(Records contained in a dataset)
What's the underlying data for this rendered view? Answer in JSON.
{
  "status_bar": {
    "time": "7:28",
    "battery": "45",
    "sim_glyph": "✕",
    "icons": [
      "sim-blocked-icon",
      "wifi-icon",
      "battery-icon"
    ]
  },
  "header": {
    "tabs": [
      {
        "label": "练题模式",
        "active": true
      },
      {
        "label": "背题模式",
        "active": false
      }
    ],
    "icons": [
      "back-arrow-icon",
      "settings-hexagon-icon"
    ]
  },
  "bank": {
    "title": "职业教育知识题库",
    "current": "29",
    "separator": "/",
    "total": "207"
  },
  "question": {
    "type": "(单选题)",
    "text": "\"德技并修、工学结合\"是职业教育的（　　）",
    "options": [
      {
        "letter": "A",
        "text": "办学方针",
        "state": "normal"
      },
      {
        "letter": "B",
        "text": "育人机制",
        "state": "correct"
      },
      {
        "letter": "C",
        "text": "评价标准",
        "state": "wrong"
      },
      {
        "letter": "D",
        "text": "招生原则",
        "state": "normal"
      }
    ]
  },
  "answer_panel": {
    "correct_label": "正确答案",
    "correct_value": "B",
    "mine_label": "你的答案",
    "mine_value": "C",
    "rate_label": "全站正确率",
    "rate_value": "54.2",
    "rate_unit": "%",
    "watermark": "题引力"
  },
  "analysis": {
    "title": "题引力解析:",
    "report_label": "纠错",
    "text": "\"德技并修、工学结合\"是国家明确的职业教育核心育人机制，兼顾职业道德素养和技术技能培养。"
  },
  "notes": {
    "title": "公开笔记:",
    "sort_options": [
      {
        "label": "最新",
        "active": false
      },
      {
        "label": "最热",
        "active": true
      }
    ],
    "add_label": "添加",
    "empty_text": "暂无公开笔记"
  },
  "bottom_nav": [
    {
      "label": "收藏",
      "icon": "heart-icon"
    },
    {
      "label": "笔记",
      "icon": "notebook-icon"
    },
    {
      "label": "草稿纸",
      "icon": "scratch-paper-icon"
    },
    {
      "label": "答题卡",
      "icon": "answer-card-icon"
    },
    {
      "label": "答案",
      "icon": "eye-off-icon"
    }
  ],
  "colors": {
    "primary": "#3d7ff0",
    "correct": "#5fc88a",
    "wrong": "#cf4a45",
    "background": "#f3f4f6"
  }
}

> **Exercise description**
Write the entire listing out again, word for word.

> **Final answer**
What's the underlying data for this rendered view? Answer in JSON.
{
  "status_bar": {
    "time": "7:28",
    "battery": "45",
    "sim_glyph": "✕",
    "icons": [
      "sim-blocked-icon",
      "wifi-icon",
      "battery-icon"
    ]
  },
  "header": {
    "tabs": [
      {
        "label": "练题模式",
        "active": true
      },
      {
        "label": "背题模式",
        "active": false
      }
    ],
    "icons": [
      "back-arrow-icon",
      "settings-hexagon-icon"
    ]
  },
  "bank": {
    "title": "职业教育知识题库",
    "current": "29",
    "separator": "/",
    "total": "207"
  },
  "question": {
    "type": "(单选题)",
    "text": "\"德技并修、工学结合\"是职业教育的（　　）",
    "options": [
      {
        "letter": "A",
        "text": "办学方针",
        "state": "normal"
      },
      {
        "letter": "B",
        "text": "育人机制",
        "state": "correct"
      },
      {
        "letter": "C",
        "text": "评价标准",
        "state": "wrong"
      },
      {
        "letter": "D",
        "text": "招生原则",
        "state": "normal"
      }
    ]
  },
  "answer_panel": {
    "correct_label": "正确答案",
    "correct_value": "B",
    "mine_label": "你的答案",
    "mine_value": "C",
    "rate_label": "全站正确率",
    "rate_value": "54.2",
    "rate_unit": "%",
    "watermark": "题引力"
  },
  "analysis": {
    "title": "题引力解析:",
    "report_label": "纠错",
    "text": "\"德技并修、工学结合\"是国家明确的职业教育核心育人机制，兼顾职业道德素养和技术技能培养。"
  },
  "notes": {
    "title": "公开笔记:",
    "sort_options": [
      {
        "label": "最新",
        "active": false
      },
      {
        "label": "最热",
        "active": true
      }
    ],
    "add_label": "添加",
    "empty_text": "暂无公开笔记"
  },
  "bottom_nav": [
    {
      "label": "收藏",
      "icon": "heart-icon"
    },
    {
      "label": "笔记",
      "icon": "notebook-icon"
    },
    {
      "label": "草稿纸",
      "icon": "scratch-paper-icon"
    },
    {
      "label": "答题卡",
      "icon": "answer-card-icon"
    },
    {
      "label": "答案",
      "icon": "eye-off-icon"
    }
  ],
  "colors": {
    "primary": "#3d7ff0",
    "correct": "#5fc88a",
    "wrong": "#cf4a45",
    "background": "#f3f4f6"
  }
}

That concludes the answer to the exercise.